* **Records for this task**:
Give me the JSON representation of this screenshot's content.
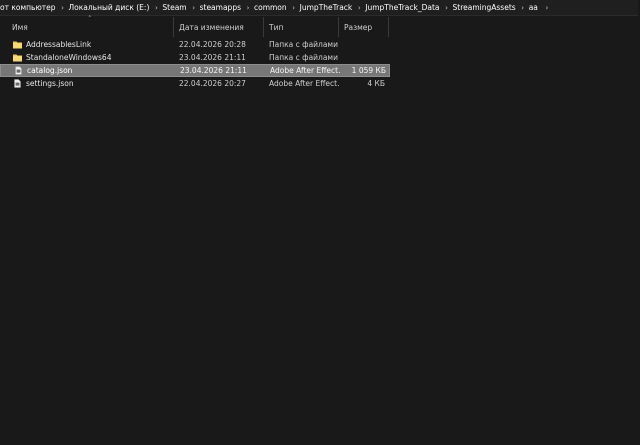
{
  "breadcrumb": [
    "от компьютер",
    "Локальный диск (E:)",
    "Steam",
    "steamapps",
    "common",
    "JumpTheTrack",
    "JumpTheTrack_Data",
    "StreamingAssets",
    "aa"
  ],
  "columns": {
    "name": "Имя",
    "date": "Дата изменения",
    "type": "Тип",
    "size": "Размер"
  },
  "files": [
    {
      "name": "AddressablesLink",
      "date": "22.04.2026 20:28",
      "type": "Папка с файлами",
      "size": "",
      "icon": "folder-icon",
      "selected": false
    },
    {
      "name": "StandaloneWindows64",
      "date": "23.04.2026 21:11",
      "type": "Папка с файлами",
      "size": "",
      "icon": "folder-icon",
      "selected": false
    },
    {
      "name": "catalog.json",
      "date": "23.04.2026 21:11",
      "type": "Adobe After Effect...",
      "size": "1 059 КБ",
      "icon": "json-file-icon",
      "selected": true
    },
    {
      "name": "settings.json",
      "date": "22.04.2026 20:27",
      "type": "Adobe After Effect...",
      "size": "4 КБ",
      "icon": "json-file-icon",
      "selected": false
    }
  ],
  "colors": {
    "background": "#191919",
    "selection": "#777777",
    "folder": "#f3c955"
  }
}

* **Required task**: Leave out the pictures and repeat everything else in the records exactly.

* **The reply**:
Give me the JSON representation of this screenshot's content.
{
  "breadcrumb": [
    "от компьютер",
    "Локальный диск (E:)",
    "Steam",
    "steamapps",
    "common",
    "JumpTheTrack",
    "JumpTheTrack_Data",
    "StreamingAssets",
    "aa"
  ],
  "columns": {
    "name": "Имя",
    "date": "Дата изменения",
    "type": "Тип",
    "size": "Размер"
  },
  "files": [
    {
      "name": "AddressablesLink",
      "date": "22.04.2026 20:28",
      "type": "Папка с файлами",
      "size": "",
      "icon": "folder-icon",
      "selected": false
    },
    {
      "name": "StandaloneWindows64",
      "date": "23.04.2026 21:11",
      "type": "Папка с файлами",
      "size": "",
      "icon": "folder-icon",
      "selected": false
    },
    {
      "name": "catalog.json",
      "date": "23.04.2026 21:11",
      "type": "Adobe After Effect...",
      "size": "1 059 КБ",
      "icon": "json-file-icon",
      "selected": true
    },
    {
      "name": "settings.json",
      "date": "22.04.2026 20:27",
      "type": "Adobe After Effect...",
      "size": "4 КБ",
      "icon": "json-file-icon",
      "selected": false
    }
  ],
  "colors": {
    "background": "#191919",
    "selection": "#777777",
    "folder": "#f3c955"
  }
}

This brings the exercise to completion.